In the material below, find each line holding the string "text" and copy it.

[start of Source data]

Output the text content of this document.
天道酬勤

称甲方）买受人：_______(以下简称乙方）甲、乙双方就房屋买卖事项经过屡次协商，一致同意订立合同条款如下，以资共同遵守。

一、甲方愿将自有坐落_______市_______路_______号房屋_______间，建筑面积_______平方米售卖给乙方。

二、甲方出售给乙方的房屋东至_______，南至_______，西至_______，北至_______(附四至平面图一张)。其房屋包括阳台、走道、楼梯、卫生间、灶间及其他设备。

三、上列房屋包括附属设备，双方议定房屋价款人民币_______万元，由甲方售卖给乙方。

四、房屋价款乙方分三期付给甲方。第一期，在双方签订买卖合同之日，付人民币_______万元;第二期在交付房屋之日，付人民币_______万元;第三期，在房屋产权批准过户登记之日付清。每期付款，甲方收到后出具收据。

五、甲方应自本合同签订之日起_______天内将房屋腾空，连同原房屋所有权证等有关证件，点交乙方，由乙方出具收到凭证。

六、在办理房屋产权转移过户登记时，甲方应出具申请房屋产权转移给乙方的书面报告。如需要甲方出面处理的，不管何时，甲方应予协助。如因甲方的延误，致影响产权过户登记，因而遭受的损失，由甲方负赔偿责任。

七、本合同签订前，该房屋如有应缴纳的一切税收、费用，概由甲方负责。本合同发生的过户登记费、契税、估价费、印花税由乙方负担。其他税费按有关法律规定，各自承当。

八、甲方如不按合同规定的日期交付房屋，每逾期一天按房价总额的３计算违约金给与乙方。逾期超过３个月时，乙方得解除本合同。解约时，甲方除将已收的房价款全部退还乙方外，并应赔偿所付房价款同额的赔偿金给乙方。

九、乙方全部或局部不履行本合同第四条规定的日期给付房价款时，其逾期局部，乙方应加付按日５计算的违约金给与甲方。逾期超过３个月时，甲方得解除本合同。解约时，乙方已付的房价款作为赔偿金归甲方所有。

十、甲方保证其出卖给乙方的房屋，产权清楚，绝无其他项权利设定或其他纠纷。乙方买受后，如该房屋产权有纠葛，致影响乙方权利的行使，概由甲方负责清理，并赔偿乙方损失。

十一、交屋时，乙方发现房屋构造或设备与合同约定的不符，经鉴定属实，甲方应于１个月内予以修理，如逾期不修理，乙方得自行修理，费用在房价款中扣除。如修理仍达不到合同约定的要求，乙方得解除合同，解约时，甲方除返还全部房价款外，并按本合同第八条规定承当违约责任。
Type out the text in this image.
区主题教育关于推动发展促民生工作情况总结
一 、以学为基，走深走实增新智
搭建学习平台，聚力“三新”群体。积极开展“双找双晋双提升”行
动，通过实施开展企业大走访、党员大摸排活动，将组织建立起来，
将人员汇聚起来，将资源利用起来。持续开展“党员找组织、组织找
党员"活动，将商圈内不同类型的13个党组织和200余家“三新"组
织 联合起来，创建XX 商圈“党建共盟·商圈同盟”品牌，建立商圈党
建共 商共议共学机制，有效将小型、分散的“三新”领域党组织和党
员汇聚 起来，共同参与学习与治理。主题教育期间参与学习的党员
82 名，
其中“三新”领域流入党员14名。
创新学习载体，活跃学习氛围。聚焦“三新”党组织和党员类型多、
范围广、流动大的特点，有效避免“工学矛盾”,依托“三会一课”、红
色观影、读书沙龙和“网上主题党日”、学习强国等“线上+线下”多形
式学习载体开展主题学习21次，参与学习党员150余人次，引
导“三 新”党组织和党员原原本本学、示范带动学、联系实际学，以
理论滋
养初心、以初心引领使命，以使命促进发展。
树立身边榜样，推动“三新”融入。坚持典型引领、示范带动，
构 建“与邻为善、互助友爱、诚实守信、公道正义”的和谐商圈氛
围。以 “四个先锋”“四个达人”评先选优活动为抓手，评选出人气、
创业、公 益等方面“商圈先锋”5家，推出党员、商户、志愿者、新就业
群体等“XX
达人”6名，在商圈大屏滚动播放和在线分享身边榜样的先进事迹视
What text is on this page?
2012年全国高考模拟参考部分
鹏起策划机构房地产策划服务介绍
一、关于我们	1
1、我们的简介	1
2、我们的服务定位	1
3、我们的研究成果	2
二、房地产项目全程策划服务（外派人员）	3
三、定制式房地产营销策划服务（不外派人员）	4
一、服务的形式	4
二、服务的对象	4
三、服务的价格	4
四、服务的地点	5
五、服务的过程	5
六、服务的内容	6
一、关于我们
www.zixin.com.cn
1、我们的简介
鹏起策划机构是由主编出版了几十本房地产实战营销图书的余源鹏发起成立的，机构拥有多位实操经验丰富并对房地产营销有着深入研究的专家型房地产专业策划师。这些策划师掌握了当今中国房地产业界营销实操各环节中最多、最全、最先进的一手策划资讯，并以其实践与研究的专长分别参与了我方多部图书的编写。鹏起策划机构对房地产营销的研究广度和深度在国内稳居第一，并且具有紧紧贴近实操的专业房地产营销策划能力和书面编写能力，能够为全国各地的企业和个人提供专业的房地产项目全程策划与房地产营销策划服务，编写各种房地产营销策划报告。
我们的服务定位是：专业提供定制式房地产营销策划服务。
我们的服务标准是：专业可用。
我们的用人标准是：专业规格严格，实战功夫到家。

[end of Source data]

• [Written answer]:
Output the text content of this document.
Type out the text in this image.
What text is on this page?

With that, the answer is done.